──────── THE RECORDS ────────

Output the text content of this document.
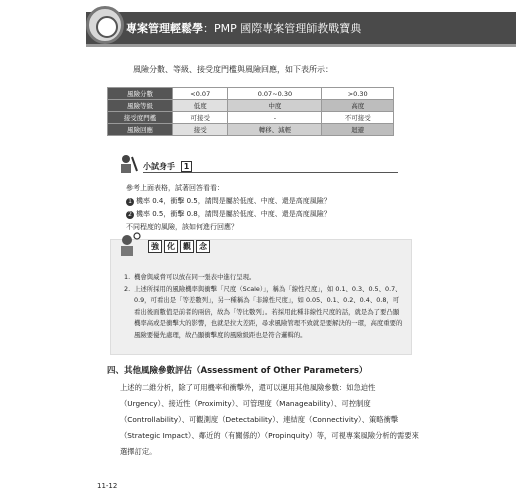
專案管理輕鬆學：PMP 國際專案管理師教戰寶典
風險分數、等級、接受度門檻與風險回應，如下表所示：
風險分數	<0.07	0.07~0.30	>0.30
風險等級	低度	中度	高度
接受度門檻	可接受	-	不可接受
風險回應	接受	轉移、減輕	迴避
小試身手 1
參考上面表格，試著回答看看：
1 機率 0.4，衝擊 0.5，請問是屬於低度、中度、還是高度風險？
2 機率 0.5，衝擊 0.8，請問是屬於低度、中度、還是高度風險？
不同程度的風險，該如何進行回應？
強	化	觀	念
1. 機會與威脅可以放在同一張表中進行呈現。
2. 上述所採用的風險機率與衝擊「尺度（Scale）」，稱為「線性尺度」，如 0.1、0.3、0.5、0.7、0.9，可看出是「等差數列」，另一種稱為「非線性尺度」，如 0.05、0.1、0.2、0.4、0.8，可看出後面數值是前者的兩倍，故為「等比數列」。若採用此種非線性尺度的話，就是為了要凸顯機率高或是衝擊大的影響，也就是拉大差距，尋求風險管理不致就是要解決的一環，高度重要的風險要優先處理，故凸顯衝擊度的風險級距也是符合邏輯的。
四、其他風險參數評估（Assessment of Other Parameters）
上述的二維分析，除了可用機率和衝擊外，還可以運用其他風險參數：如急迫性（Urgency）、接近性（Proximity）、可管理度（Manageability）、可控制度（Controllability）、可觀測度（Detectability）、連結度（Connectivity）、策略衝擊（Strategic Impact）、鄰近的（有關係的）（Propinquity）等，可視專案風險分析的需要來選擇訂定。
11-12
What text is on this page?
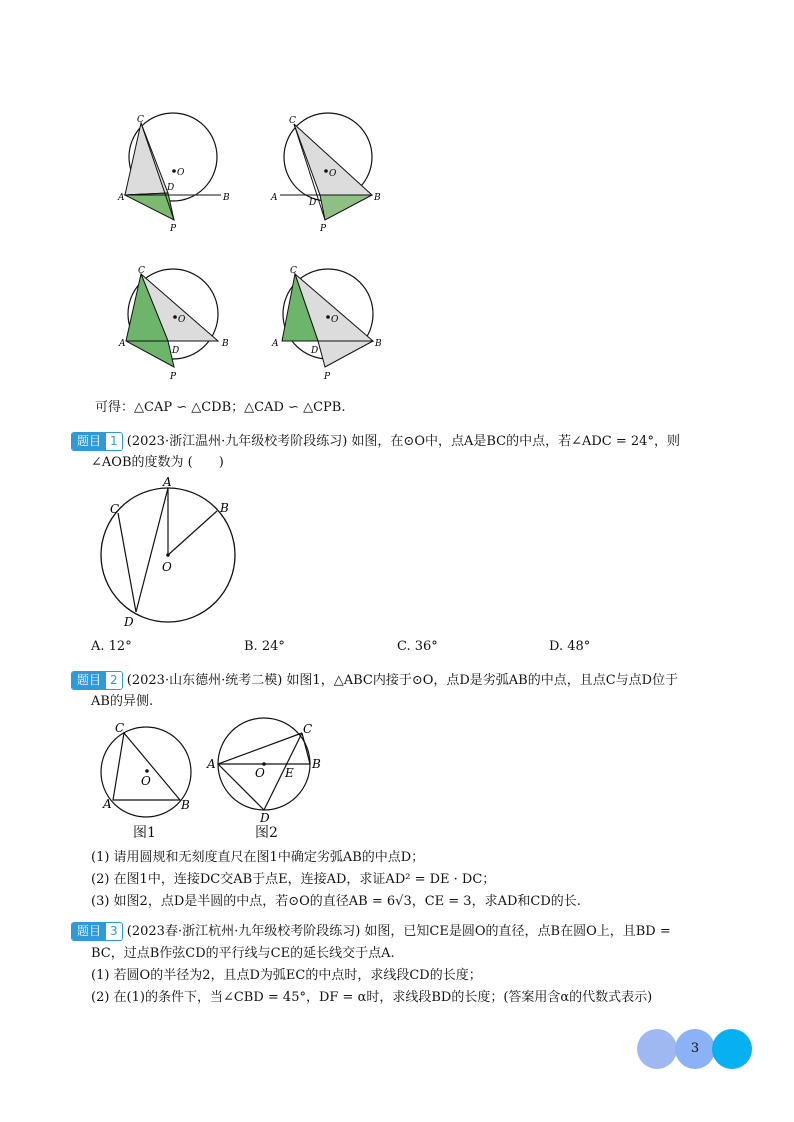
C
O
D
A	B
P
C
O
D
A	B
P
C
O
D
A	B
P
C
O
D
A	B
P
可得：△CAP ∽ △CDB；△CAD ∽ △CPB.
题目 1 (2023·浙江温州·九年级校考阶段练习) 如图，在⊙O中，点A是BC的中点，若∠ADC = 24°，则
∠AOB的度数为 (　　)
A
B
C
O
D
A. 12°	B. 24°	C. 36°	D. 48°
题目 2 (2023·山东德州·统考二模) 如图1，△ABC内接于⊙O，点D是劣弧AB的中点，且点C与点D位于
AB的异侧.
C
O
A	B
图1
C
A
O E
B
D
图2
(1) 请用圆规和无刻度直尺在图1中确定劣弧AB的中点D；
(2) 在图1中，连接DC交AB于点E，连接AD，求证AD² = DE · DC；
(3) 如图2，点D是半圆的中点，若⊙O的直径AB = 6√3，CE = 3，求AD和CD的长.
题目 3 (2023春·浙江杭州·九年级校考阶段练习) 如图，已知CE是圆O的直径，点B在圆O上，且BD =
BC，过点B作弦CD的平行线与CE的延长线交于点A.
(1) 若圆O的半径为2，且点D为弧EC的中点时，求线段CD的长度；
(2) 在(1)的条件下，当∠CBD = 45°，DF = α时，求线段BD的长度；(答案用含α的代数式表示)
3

────────

| INSTRUCTIONS TO FOLLOW |
How many of the lines above include the string "還是高度風險"? Reply with the number by itself.

| ANSWER FOR THIS EXERCISE |
2